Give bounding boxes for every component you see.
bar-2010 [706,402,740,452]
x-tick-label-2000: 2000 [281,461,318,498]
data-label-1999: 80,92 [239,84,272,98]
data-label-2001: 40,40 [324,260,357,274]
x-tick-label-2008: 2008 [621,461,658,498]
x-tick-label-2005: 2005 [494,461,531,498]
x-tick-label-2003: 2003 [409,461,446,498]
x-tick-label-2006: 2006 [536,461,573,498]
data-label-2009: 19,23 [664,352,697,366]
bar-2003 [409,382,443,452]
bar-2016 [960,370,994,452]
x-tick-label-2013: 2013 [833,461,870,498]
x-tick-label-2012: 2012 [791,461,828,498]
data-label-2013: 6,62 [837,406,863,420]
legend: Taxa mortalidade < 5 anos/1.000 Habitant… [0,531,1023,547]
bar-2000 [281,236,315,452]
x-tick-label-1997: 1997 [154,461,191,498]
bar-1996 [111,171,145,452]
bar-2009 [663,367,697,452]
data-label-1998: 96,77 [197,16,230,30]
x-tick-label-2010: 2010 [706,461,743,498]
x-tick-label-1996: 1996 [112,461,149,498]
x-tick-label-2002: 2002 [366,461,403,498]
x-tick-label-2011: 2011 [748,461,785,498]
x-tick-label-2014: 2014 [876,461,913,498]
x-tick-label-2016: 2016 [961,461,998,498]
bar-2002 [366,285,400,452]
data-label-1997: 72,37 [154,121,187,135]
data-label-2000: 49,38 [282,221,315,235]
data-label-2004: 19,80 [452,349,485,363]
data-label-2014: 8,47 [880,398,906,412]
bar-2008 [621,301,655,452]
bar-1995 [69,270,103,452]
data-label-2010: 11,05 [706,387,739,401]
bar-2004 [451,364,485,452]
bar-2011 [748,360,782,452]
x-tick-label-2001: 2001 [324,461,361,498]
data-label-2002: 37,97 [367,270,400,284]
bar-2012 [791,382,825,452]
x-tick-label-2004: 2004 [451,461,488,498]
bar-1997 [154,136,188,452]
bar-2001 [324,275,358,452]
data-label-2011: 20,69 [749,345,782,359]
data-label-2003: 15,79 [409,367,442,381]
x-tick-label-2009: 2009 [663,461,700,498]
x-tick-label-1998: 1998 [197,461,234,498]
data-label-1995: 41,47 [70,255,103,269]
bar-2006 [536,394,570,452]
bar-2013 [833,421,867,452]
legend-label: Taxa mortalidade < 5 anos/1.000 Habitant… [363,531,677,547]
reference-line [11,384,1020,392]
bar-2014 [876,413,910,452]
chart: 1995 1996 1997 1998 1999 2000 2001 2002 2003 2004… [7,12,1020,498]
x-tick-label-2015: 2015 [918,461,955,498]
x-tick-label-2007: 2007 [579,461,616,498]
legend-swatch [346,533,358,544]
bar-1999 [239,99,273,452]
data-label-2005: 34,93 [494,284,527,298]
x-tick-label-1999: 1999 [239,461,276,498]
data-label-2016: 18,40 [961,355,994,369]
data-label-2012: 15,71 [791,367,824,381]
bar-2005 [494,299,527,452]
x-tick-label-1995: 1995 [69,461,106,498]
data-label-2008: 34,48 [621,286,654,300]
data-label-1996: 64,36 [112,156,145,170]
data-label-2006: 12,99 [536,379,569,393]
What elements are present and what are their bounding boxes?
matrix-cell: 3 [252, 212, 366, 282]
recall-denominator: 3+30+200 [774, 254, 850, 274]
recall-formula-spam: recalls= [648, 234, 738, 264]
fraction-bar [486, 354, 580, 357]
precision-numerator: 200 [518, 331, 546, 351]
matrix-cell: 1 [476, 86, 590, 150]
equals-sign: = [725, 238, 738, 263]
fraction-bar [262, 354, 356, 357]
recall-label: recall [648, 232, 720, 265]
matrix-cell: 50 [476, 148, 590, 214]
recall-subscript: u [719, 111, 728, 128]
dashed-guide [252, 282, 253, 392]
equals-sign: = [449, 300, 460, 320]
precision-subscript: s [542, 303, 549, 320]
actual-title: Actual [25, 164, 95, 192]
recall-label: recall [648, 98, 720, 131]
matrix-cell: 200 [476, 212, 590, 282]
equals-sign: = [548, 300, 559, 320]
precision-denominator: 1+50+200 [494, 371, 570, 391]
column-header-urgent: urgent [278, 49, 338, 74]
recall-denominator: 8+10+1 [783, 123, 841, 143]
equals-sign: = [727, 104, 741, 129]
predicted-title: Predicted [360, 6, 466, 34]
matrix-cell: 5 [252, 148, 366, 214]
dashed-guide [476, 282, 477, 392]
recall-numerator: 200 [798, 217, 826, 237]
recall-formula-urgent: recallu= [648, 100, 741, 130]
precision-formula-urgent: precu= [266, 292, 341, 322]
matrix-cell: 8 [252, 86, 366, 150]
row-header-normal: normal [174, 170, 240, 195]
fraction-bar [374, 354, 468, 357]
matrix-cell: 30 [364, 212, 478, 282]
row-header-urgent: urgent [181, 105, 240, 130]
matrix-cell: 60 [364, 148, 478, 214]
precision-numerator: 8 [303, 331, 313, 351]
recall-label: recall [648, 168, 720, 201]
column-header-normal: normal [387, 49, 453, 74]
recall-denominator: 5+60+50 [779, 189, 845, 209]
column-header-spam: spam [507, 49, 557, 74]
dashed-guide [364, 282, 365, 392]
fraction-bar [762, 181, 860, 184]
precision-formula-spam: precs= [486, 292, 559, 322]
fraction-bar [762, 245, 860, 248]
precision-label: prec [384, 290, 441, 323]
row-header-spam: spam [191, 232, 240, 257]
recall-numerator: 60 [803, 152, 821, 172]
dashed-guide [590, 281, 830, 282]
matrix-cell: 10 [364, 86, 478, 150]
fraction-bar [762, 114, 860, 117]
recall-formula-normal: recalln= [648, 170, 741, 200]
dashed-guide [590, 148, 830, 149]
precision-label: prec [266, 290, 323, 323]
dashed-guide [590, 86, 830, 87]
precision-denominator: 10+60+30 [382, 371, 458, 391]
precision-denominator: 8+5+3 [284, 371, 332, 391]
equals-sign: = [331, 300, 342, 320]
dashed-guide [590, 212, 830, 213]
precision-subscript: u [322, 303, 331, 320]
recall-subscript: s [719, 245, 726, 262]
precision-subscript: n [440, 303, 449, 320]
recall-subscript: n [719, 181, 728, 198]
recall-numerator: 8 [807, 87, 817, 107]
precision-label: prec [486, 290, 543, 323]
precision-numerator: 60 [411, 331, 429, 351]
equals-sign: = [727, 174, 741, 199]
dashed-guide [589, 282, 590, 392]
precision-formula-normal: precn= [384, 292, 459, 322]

What the exercise asks: Convert the lines into a Markdown table. Start with the first line and stop after the line containing "x-tick-label-2013: 2013 [833,461,870,498]". Use the columns No. and Line, give each row a number, and leave out any blank lines.

Full solution:
| No. | Line |
|---|---|
| 1 | Give bounding boxes for every component you see. |
| 2 | bar-2010 [706,402,740,452] |
| 3 | x-tick-label-2000: 2000 [281,461,318,498] |
| 4 | data-label-1999: 80,92 [239,84,272,98] |
| 5 | data-label-2001: 40,40 [324,260,357,274] |
| 6 | x-tick-label-2008: 2008 [621,461,658,498] |
| 7 | x-tick-label-2005: 2005 [494,461,531,498] |
| 8 | x-tick-label-2003: 2003 [409,461,446,498] |
| 9 | x-tick-label-2006: 2006 [536,461,573,498] |
| 10 | data-label-2009: 19,23 [664,352,697,366] |
| 11 | bar-2003 [409,382,443,452] |
| 12 | bar-2016 [960,370,994,452] |
| 13 | x-tick-label-2013: 2013 [833,461,870,498] |